Exercise set:
A: According to the xAPI search text, what are the operators of the expanded search API based on?
B: Please list every operator beginning with a dollar sign that appears in the xAPI search text.

The xAPI search interface from the official specification can be somewhat.... limiting. Our expanded search API gives you the language you need to express complex queries. Based on standard MongoDB search operators, your search can look something like this:

Find statements where the actor name is either "Harriet Chapman" or "Pearl Drake", or where the scaled score is greater than .75.

{
    "$or":[ 
            { "actor.name": 
                { $in: ["Harriet Chapman",
                        "Pearl Drake"]}
            },
            { "result.score.scaled": 
                { "$gt": 0.75 }
            }
    ]
}

Find statements where the value of the extension field "https://w3id.org/device-type" includes "Mobile" and the actor name contains "Henrietta". Strings are automatically treated as regular expressions.

{

    "context.extensions.https://w3id.org/device-type":"Mobile",
    "actor.name":"Henrietta"

}

You can have multiple conditions on the same field with the $and operator. When your LRS enables it, you can also use loose JSON formatting. Notice the lack of quotations? This finds statements where the scaled score is between .75 and 80.

(Data pulled from a collection)
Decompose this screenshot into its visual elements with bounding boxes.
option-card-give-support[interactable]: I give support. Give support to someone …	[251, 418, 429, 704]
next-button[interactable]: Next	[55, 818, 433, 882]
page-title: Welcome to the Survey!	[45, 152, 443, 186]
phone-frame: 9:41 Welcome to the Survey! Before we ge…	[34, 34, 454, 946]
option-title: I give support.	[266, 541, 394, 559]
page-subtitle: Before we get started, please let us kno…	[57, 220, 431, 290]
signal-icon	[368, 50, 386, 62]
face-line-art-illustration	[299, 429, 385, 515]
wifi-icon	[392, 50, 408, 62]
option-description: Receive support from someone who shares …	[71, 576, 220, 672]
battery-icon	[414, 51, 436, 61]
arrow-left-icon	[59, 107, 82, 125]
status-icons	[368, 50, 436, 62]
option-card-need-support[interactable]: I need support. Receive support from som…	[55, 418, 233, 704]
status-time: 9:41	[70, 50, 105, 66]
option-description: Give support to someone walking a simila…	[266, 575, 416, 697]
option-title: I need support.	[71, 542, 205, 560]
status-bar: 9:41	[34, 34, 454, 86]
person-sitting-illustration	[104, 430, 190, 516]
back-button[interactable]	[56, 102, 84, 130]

Answers by task:
A: Standard MongoDB search operators.

B: $or, $in, $gt, $and